▶ [Written task]: Copy out all lines of the records in which the word "日至次月" appears.

▶ [Given entries]:

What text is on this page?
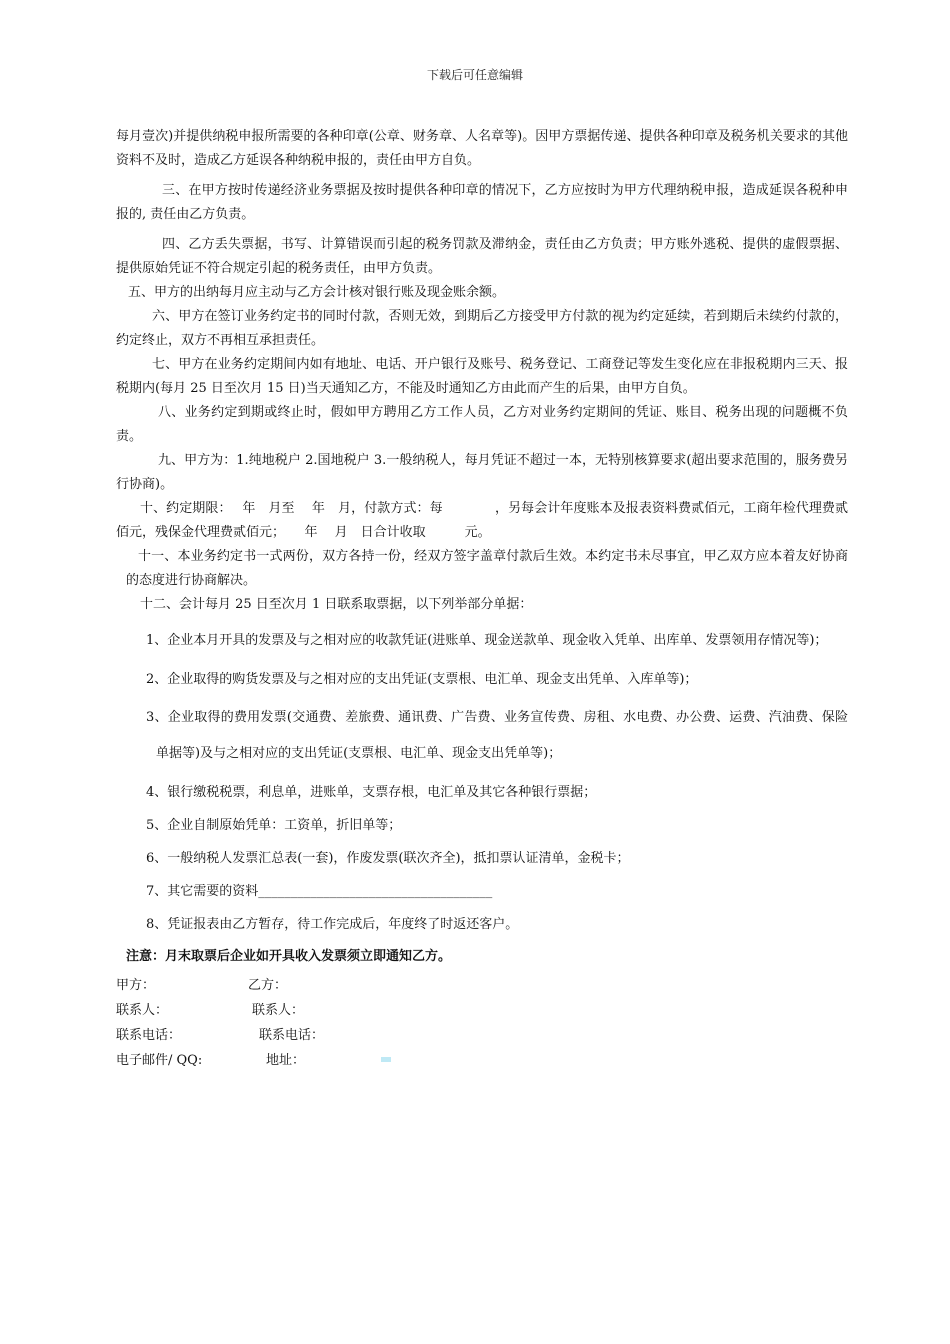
下载后可任意编辑

每月壹次)并提供纳税申报所需要的各种印章(公章、财务章、人名章等)。因甲方票据传递、提供各种印章及税务机关要求的其他资料不及时，造成乙方延误各种纳税申报的，责任由甲方自负。

三、在甲方按时传递经济业务票据及按时提供各种印章的情况下，乙方应按时为甲方代理纳税申报，造成延误各税种申报的, 责任由乙方负责。

四、乙方丢失票据，书写、计算错误而引起的税务罚款及滞纳金，责任由乙方负责；甲方账外逃税、提供的虚假票据、提供原始凭证不符合规定引起的税务责任，由甲方负责。

五、甲方的出纳每月应主动与乙方会计核对银行账及现金账余额。

六、甲方在签订业务约定书的同时付款，否则无效，到期后乙方接受甲方付款的视为约定延续，若到期后未续约付款的，约定终止，双方不再相互承担责任。

七、甲方在业务约定期间内如有地址、电话、开户银行及账号、税务登记、工商登记等发生变化应在非报税期内三天、报税期内(每月 25 日至次月 15 日)当天通知乙方，不能及时通知乙方由此而产生的后果，由甲方自负。

八、业务约定到期或终止时，假如甲方聘用乙方工作人员，乙方对业务约定期间的凭证、账目、税务出现的问题概不负责。

九、甲方为：1.纯地税户 2.国地税户 3.一般纳税人，每月凭证不超过一本，无特别核算要求(超出要求范围的，服务费另行协商)。

十、约定期限：　 年　月至　 年　月，付款方式：每　　　　，另每会计年度账本及报表资料费贰佰元，工商年检代理费贰佰元，残保金代理费贰佰元；　　年　 月　日合计收取　　　元。

十一、本业务约定书一式两份，双方各持一份，经双方签字盖章付款后生效。本约定书未尽事宜，甲乙双方应本着友好协商的态度进行协商解决。

十二、会计每月 25 日至次月 1 日联系取票据，以下列举部分单据：

1、企业本月开具的发票及与之相对应的收款凭证(进账单、现金送款单、现金收入凭单、出库单、发票领用存情况等)；

2、企业取得的购货发票及与之相对应的支出凭证(支票根、电汇单、现金支出凭单、入库单等)；

3、企业取得的费用发票(交通费、差旅费、通讯费、广告费、业务宣传费、房租、水电费、办公费、运费、汽油费、保险单据等)及与之相对应的支出凭证(支票根、电汇单、现金支出凭单等)；

4、银行缴税税票，利息单，进账单，支票存根，电汇单及其它各种银行票据；

5、企业自制原始凭单：工资单，折旧单等；

6、一般纳税人发票汇总表(一套)，作废发票(联次齐全)，抵扣票认证清单，金税卡；

7、其它需要的资料____________________________________

8、凭证报表由乙方暂存，待工作完成后，年度终了时返还客户。

注意：月末取票后企业如开具收入发票须立即通知乙方。

甲方：	乙方：
联系人：	联系人：
联系电话：	联系电话：
电子邮件/ QQ:	地址：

▶ [Output]:
七、甲方在业务约定期间内如有地址、电话、开户银行及账号、税务登记、工商登记等发生变化应在非报税期内三天、报税期内(每月 25 日至次月 15 日)当天通知乙方，不能及时通知乙方由此而产生的后果，由甲方自负。
十二、会计每月 25 日至次月 1 日联系取票据，以下列举部分单据：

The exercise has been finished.